◆ Written task
Copy all lines below containing "不能准确而周密地考虑事物发生的原因".

◆ Material to process

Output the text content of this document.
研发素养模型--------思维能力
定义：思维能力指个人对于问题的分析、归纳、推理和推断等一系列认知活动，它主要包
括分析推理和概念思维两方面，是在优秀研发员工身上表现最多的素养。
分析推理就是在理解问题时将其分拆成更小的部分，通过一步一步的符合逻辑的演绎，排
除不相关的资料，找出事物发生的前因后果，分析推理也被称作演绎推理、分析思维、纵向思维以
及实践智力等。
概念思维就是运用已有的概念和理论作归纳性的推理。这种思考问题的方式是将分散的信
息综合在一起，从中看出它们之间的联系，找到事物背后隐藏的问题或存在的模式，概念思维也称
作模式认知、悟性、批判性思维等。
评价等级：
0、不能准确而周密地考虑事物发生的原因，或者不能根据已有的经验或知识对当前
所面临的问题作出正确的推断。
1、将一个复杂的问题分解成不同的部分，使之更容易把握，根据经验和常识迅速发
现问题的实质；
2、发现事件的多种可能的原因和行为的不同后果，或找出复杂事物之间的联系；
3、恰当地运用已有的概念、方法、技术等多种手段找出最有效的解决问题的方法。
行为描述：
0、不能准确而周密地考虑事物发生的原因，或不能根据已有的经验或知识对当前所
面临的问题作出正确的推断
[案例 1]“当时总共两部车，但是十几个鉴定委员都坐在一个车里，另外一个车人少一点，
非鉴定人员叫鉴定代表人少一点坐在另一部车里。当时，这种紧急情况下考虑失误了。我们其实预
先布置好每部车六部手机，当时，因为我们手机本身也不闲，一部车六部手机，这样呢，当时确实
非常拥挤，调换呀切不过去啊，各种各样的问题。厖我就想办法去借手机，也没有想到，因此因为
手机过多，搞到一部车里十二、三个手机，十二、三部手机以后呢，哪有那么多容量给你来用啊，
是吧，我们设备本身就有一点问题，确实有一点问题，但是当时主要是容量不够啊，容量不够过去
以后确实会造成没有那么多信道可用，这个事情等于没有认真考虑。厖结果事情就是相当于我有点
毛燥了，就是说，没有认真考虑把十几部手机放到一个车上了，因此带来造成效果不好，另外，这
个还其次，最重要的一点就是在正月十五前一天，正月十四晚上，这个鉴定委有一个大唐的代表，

◆ Complete output
0、不能准确而周密地考虑事物发生的原因，或者不能根据已有的经验或知识对当前
0、不能准确而周密地考虑事物发生的原因，或不能根据已有的经验或知识对当前所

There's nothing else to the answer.